##### Data lines
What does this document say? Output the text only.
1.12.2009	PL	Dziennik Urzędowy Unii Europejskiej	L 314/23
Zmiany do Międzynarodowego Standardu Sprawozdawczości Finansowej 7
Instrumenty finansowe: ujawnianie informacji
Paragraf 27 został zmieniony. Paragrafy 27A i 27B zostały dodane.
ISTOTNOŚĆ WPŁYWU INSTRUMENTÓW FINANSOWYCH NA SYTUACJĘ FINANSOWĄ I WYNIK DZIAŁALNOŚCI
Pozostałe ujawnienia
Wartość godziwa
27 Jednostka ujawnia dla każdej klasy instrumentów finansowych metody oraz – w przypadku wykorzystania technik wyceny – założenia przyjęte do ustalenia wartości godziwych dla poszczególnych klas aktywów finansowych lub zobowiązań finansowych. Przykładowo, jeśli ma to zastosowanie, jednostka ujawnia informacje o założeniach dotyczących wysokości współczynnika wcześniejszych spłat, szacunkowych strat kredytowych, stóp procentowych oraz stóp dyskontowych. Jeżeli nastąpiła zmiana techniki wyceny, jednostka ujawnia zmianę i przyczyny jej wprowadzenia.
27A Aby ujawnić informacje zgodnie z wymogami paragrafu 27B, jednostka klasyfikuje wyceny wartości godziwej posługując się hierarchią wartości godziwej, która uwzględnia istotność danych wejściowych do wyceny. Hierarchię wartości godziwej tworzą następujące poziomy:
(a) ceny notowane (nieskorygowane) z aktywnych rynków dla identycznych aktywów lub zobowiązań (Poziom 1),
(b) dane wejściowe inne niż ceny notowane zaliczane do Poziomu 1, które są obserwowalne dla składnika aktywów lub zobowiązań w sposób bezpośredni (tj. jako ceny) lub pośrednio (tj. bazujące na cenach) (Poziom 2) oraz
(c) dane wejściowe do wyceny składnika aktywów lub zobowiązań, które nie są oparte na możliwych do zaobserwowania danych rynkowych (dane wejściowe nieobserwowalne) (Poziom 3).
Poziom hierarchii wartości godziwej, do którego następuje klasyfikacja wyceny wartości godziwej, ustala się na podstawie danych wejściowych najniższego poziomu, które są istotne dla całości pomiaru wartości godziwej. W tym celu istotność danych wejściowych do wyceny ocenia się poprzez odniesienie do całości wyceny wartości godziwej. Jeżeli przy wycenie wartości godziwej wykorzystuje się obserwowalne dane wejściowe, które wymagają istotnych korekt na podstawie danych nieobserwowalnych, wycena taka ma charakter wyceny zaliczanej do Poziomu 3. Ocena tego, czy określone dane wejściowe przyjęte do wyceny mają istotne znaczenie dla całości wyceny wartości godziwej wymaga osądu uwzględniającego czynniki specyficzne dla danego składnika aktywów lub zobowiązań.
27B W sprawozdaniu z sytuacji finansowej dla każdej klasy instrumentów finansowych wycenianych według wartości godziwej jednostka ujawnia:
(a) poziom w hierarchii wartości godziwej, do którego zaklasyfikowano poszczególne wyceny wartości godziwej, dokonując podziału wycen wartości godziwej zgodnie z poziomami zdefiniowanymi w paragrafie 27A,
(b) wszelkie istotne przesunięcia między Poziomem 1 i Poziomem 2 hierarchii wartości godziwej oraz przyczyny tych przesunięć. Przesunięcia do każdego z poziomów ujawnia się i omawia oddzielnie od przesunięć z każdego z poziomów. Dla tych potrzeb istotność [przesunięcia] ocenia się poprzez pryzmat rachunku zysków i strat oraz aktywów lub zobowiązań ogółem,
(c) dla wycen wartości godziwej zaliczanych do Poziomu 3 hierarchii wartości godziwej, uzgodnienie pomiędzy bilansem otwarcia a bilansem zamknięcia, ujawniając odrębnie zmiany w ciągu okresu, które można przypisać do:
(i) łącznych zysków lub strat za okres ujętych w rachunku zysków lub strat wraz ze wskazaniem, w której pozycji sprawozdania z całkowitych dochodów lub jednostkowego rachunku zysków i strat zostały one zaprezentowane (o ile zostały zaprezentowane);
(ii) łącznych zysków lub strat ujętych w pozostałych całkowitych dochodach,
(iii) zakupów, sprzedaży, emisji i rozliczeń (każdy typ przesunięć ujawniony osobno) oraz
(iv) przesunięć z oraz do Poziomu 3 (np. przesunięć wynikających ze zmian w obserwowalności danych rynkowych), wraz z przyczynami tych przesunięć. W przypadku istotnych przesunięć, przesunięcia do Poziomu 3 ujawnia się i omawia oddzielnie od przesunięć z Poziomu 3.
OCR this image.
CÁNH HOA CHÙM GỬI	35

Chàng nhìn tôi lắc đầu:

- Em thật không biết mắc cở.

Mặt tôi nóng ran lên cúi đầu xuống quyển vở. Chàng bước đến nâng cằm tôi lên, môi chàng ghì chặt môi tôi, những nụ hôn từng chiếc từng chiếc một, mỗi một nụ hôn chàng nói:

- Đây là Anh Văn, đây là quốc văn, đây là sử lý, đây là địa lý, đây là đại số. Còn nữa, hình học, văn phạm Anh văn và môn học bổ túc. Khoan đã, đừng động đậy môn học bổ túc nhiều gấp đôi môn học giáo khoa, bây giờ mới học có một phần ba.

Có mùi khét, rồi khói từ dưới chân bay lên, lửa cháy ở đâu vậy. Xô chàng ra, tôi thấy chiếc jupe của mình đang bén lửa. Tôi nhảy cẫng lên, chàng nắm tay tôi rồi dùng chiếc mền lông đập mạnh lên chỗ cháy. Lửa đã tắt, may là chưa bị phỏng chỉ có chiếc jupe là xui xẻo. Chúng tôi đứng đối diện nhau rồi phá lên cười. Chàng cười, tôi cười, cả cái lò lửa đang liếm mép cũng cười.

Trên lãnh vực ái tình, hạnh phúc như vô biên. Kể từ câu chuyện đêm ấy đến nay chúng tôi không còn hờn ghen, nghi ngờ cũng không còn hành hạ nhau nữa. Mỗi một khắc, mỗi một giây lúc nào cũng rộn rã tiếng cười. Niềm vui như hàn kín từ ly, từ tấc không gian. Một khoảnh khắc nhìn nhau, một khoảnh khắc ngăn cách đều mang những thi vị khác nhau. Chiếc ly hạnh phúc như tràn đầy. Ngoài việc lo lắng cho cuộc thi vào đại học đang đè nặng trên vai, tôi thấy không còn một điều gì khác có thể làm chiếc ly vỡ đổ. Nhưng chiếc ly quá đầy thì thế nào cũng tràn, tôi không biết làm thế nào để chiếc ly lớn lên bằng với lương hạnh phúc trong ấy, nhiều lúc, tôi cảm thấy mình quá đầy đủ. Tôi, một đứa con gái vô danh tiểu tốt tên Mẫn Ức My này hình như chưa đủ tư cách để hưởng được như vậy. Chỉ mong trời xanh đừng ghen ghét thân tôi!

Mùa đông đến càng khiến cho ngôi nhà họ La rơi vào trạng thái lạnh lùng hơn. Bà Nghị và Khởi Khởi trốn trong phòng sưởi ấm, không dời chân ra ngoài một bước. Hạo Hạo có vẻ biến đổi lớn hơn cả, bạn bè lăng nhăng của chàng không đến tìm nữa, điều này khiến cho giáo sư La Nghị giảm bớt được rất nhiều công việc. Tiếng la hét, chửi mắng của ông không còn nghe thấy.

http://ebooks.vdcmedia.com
##########
**Aim of the task**
Copy each line from the data above that includes "this".

**Final result**
What does this document say? Output the text only.
OCR this image.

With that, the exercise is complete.